Part of a data file
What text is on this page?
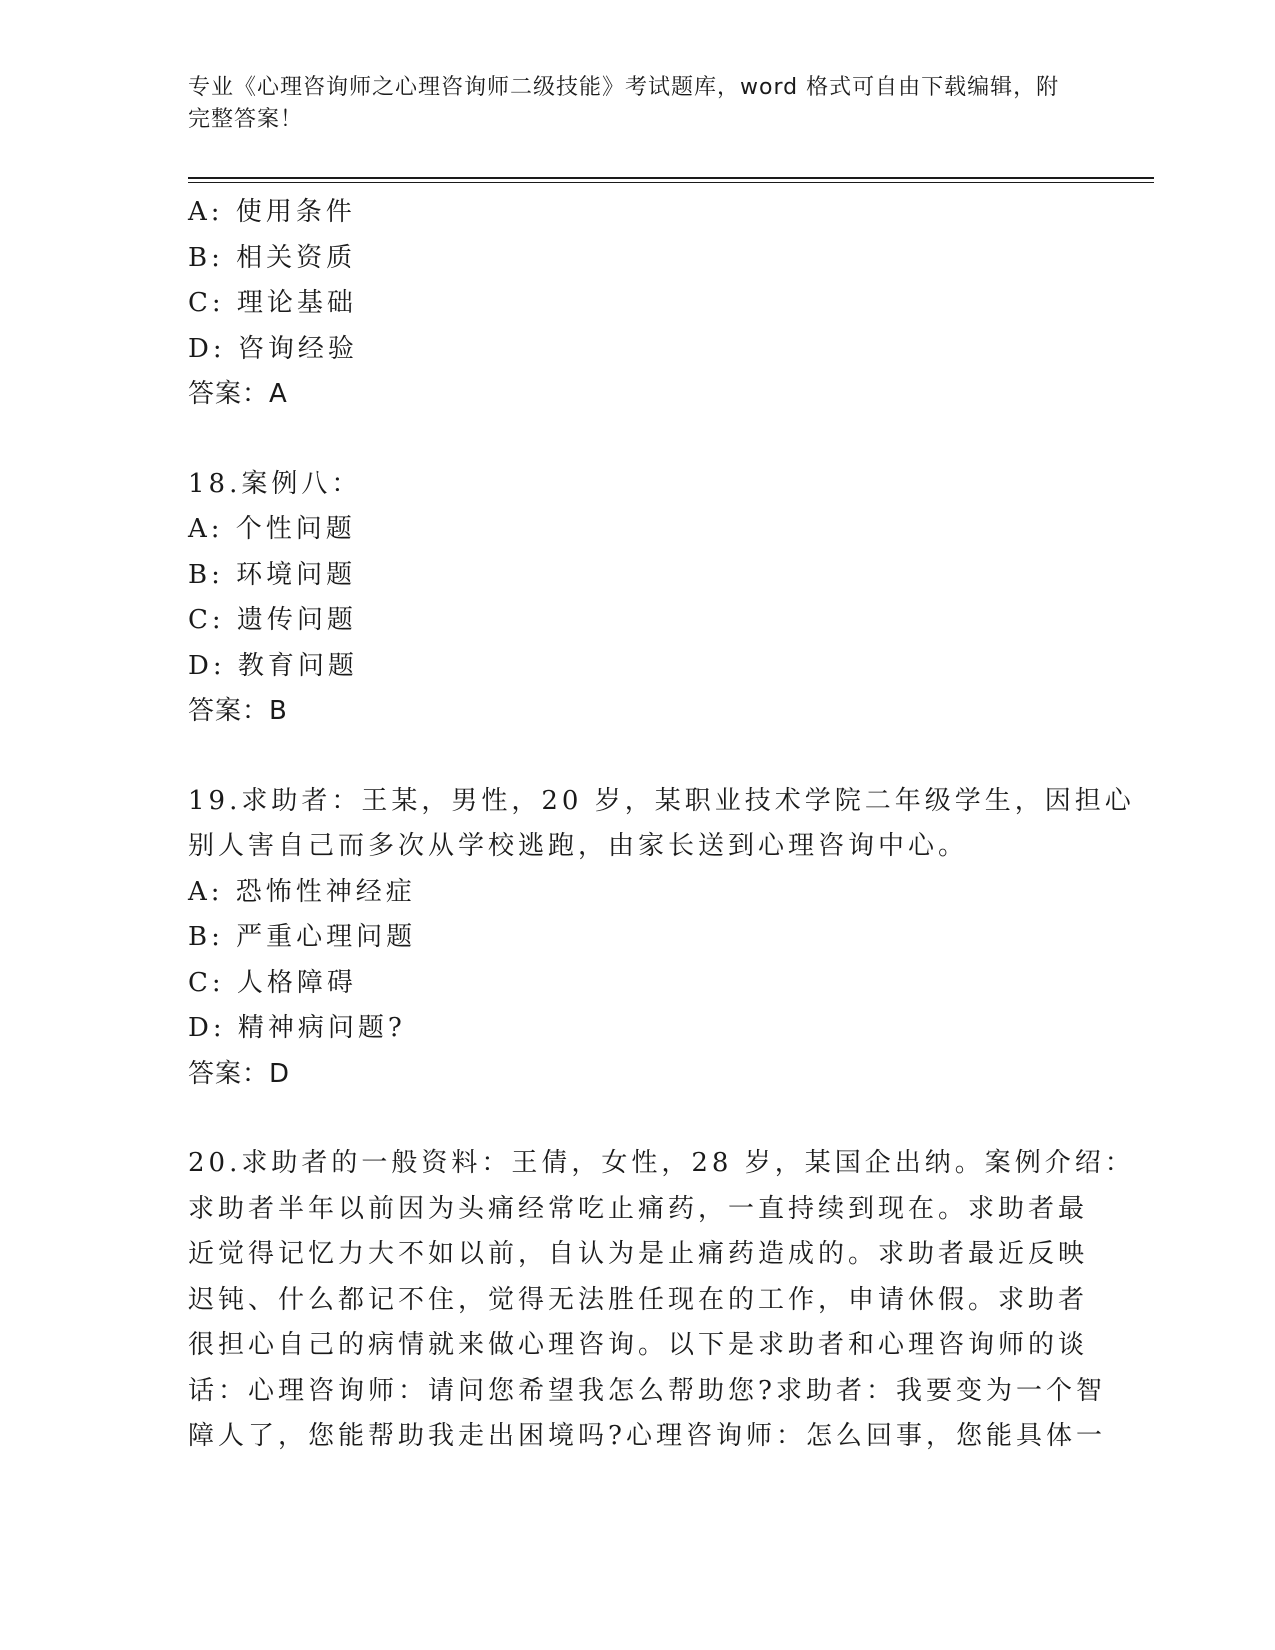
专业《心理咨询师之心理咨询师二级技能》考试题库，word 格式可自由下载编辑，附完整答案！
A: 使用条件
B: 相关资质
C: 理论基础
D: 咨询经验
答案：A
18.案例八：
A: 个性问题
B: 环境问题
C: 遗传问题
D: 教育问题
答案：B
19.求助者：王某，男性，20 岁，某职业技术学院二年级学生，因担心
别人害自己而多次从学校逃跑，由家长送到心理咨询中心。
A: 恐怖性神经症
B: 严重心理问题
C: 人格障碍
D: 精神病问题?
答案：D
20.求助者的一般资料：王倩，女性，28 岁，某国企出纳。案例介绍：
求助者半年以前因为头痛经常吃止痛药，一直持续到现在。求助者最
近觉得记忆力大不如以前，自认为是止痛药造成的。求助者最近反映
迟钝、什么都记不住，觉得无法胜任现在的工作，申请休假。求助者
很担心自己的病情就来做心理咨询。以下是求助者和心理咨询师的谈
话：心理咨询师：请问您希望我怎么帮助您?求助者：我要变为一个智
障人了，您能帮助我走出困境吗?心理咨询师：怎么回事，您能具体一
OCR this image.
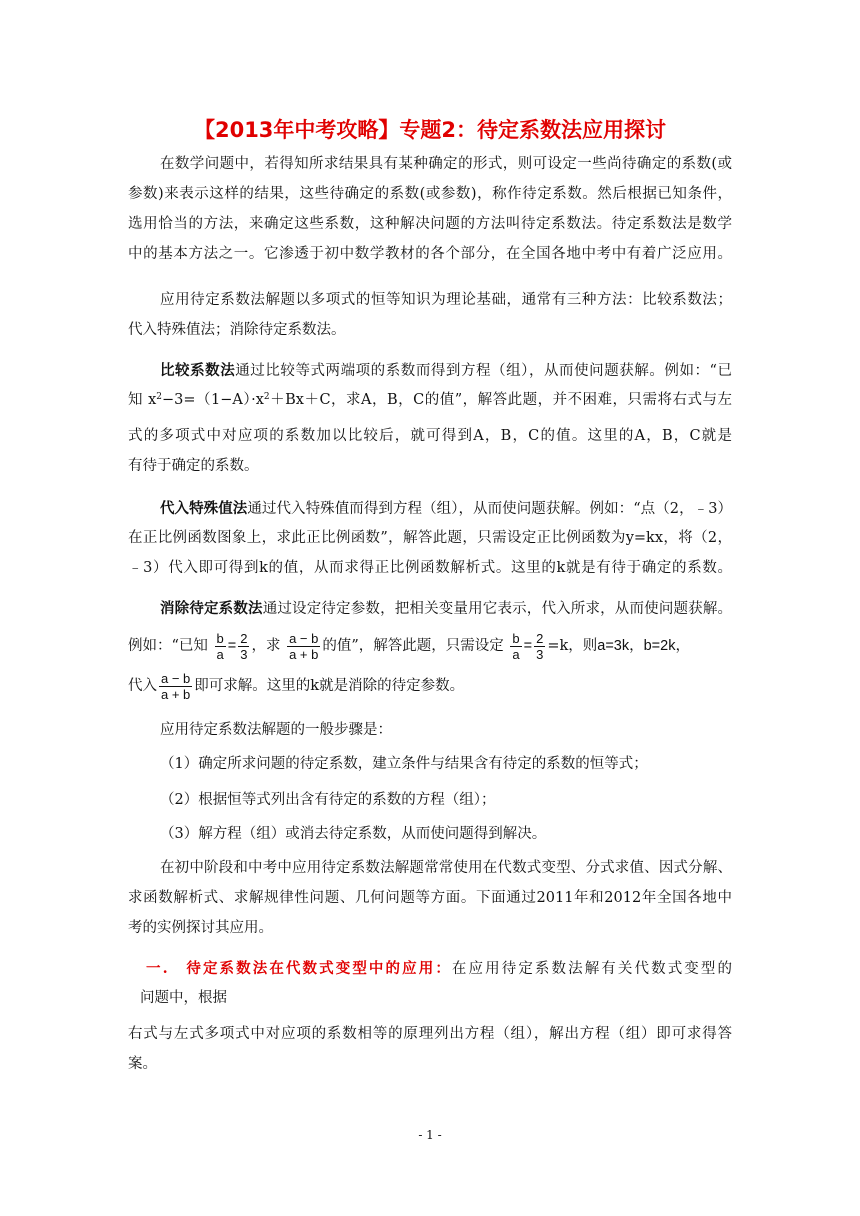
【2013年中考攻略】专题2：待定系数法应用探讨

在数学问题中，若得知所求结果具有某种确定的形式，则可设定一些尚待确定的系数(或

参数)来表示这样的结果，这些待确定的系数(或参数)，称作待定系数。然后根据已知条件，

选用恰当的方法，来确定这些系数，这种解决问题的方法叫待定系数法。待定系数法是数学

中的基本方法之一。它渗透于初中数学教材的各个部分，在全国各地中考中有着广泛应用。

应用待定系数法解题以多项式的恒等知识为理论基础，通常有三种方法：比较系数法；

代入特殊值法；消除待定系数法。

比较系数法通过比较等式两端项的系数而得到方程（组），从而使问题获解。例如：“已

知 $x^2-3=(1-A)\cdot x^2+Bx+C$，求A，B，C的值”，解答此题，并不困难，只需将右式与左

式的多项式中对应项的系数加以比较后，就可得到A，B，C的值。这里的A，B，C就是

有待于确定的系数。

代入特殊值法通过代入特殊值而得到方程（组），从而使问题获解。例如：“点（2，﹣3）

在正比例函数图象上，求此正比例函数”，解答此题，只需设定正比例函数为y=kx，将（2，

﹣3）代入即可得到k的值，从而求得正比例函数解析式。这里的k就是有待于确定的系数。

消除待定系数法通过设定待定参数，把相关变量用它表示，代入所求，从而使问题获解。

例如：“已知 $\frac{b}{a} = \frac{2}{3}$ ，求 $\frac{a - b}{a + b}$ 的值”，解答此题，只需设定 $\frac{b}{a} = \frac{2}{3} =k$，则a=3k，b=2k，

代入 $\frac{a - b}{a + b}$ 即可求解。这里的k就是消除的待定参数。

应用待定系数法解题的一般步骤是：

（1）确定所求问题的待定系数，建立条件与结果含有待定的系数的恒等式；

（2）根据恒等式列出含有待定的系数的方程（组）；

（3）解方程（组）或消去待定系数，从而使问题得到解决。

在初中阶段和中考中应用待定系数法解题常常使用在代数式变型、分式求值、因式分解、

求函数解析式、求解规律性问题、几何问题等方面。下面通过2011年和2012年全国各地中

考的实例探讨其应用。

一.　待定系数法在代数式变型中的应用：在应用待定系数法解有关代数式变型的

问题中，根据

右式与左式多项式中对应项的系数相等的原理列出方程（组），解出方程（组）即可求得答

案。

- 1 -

--

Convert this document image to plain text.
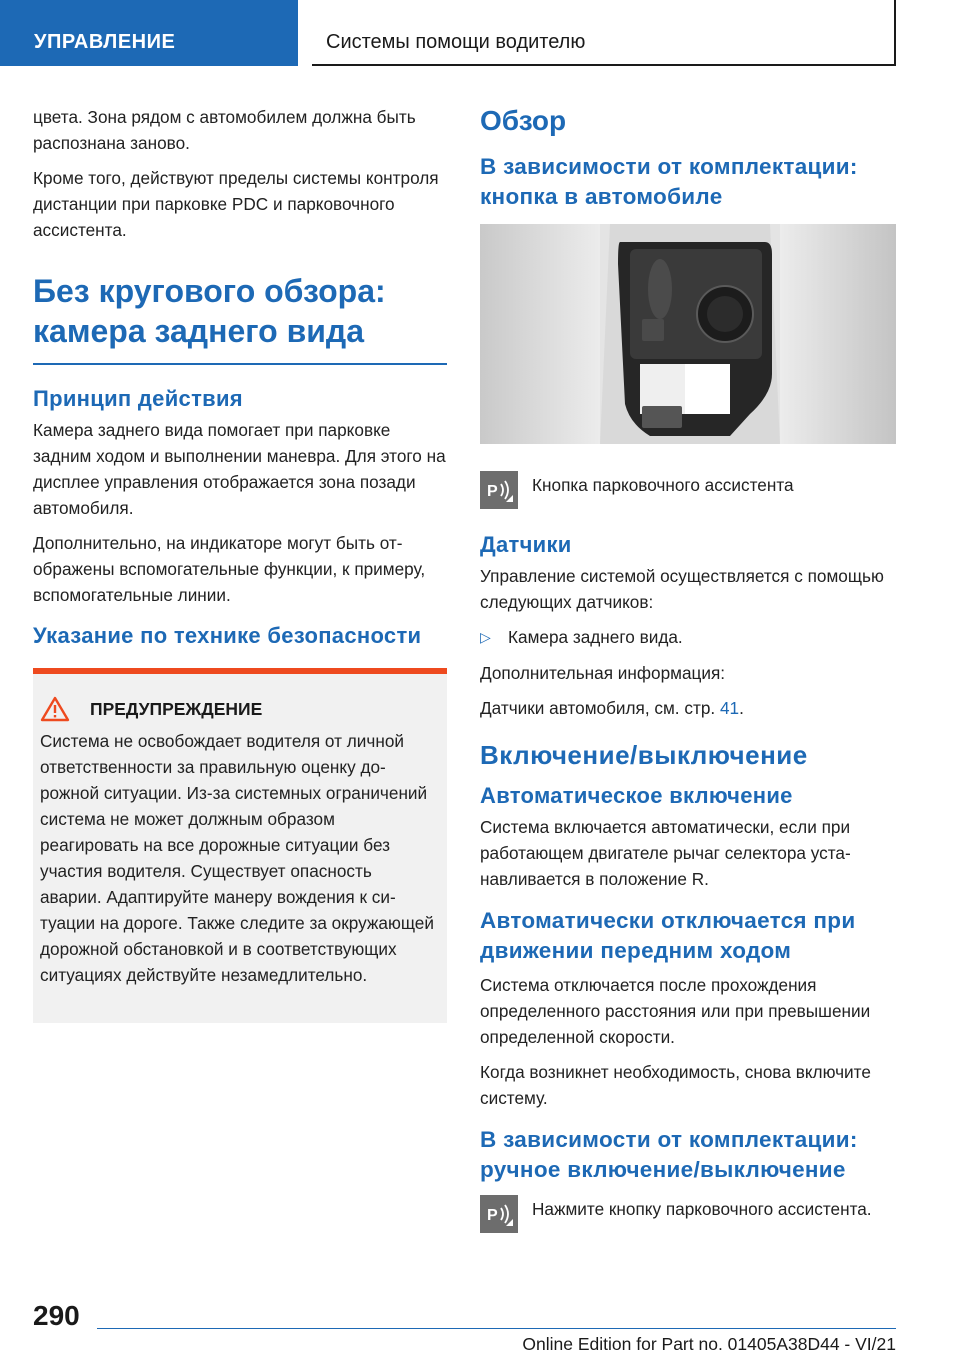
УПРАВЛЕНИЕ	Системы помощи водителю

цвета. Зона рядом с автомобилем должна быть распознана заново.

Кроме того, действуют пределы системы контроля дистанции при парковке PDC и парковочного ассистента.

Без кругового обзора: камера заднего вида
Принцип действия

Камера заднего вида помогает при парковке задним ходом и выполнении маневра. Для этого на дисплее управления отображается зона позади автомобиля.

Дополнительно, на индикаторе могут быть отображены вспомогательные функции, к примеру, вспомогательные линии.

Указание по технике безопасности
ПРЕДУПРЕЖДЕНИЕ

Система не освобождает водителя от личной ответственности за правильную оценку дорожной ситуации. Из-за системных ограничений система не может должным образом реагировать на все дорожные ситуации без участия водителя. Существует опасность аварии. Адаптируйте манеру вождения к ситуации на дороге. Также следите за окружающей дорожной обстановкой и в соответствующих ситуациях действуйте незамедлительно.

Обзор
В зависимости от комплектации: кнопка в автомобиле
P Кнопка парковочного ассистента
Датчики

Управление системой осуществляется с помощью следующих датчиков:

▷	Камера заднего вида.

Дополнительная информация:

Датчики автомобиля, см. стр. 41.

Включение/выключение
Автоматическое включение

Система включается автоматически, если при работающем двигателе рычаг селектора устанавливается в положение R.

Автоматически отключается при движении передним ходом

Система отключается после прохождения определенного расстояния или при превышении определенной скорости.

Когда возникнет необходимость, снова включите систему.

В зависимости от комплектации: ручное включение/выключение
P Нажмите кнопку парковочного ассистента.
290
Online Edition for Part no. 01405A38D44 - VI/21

### THE REQUEST
Scan the material above for the string "ассистента" and return the lines that hold it.

### ANSWER TO THIS PROBLEM
Кроме того, действуют пределы системы контроля дистанции при парковке PDC и парковочного ассистента.
P Кнопка парковочного ассистента
P Нажмите кнопку парковочного ассистента.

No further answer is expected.